In the entries below, identify every line with the string "marker" and copy it.
* START *
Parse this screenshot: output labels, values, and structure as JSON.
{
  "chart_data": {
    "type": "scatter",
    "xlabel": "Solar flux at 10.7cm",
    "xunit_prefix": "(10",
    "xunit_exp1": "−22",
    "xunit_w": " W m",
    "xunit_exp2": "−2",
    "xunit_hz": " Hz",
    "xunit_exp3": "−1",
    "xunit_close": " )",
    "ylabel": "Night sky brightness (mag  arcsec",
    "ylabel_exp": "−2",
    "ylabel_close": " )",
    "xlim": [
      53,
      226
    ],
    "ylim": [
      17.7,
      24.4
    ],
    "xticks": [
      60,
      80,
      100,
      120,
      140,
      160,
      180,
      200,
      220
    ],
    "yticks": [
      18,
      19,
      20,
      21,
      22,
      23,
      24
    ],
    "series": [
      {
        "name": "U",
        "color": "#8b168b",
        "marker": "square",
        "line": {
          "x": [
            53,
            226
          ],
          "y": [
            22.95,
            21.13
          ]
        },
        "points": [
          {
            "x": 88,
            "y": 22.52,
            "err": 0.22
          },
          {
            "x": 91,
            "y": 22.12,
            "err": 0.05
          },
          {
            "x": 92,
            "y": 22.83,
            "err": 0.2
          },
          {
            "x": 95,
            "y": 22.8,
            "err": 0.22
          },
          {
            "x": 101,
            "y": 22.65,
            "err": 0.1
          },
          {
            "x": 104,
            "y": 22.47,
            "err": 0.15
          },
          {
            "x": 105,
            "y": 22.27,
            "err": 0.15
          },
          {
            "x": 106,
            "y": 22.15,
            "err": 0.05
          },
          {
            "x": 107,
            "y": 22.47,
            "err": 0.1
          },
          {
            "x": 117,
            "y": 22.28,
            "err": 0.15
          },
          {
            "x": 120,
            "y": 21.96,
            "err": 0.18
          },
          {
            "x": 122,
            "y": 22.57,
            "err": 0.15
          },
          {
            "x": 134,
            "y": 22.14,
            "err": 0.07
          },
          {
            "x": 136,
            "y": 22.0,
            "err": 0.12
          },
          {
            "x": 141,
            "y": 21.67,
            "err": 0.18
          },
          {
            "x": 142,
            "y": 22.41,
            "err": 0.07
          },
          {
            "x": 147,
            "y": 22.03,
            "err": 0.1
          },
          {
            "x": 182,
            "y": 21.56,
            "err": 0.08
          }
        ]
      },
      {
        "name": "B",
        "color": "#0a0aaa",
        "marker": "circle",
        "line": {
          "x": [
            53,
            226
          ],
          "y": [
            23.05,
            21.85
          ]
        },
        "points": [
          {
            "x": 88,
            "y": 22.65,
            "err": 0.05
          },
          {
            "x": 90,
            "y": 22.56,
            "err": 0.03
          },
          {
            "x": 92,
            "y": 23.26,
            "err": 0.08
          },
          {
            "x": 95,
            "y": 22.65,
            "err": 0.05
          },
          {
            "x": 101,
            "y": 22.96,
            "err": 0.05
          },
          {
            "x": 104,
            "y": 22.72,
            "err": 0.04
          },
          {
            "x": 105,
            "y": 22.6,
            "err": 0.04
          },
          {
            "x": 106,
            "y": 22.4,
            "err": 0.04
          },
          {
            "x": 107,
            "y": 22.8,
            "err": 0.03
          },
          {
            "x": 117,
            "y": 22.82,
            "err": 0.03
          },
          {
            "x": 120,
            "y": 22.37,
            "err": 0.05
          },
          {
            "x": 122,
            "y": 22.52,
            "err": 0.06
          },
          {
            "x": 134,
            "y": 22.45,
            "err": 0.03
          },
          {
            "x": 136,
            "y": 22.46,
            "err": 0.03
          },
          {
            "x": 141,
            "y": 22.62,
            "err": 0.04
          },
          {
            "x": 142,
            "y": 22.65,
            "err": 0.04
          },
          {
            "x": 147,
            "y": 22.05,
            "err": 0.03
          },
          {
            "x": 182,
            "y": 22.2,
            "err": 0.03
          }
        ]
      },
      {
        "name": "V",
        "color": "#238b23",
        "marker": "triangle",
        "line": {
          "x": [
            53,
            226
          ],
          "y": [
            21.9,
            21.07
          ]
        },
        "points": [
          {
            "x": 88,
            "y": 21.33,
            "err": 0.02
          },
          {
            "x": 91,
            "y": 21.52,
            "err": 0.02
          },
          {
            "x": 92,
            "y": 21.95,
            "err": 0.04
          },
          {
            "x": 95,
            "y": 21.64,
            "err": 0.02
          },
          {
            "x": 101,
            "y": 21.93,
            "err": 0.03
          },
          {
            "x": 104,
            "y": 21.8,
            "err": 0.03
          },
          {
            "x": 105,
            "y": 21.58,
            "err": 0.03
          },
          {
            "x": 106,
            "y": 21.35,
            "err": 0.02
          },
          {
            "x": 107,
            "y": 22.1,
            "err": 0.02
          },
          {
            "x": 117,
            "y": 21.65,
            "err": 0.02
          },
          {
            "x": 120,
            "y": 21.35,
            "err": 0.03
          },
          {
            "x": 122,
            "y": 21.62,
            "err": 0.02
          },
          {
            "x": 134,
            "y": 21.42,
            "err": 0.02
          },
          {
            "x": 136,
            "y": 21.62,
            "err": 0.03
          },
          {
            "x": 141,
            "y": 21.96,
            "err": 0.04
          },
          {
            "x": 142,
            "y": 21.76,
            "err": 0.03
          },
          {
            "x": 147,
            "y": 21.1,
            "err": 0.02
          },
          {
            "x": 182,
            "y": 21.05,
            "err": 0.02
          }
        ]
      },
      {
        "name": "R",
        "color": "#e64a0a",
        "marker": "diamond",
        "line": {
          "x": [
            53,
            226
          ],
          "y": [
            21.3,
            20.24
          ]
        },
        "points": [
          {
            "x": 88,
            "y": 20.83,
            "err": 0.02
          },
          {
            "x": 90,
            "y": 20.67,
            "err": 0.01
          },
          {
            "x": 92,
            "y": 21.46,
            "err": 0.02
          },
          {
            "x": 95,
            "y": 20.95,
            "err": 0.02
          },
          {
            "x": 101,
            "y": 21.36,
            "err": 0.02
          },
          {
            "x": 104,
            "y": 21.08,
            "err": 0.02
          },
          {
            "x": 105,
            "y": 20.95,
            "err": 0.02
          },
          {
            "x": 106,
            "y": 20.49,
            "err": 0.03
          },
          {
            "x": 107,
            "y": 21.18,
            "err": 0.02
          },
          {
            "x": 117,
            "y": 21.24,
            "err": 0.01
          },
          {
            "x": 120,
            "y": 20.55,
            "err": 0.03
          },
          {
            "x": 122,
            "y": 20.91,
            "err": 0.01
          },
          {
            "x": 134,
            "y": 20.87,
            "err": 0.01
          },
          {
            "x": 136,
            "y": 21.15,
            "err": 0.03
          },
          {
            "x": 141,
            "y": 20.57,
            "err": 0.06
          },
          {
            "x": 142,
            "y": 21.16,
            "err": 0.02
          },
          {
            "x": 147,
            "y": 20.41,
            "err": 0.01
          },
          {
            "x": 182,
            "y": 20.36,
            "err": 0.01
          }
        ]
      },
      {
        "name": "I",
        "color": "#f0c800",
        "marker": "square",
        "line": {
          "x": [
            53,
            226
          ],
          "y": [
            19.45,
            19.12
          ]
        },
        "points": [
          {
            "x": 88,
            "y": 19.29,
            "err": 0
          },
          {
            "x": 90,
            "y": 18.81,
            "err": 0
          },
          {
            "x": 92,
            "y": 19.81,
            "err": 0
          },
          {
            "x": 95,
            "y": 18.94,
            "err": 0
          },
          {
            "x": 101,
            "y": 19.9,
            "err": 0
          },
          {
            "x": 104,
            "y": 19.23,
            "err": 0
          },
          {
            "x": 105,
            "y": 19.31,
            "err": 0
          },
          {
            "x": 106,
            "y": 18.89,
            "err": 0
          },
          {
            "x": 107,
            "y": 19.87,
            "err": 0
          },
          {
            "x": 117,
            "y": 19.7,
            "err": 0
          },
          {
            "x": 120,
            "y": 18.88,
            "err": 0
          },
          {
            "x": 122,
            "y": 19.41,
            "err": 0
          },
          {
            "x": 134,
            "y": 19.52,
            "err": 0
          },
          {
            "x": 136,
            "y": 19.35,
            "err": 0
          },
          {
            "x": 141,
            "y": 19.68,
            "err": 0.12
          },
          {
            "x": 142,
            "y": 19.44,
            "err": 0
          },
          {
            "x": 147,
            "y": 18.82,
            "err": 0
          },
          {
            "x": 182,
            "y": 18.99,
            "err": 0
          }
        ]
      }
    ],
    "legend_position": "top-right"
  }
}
* END *
Solution to the exercise
        "marker": "square",
        "marker": "circle",
        "marker": "triangle",
        "marker": "diamond",
        "marker": "square",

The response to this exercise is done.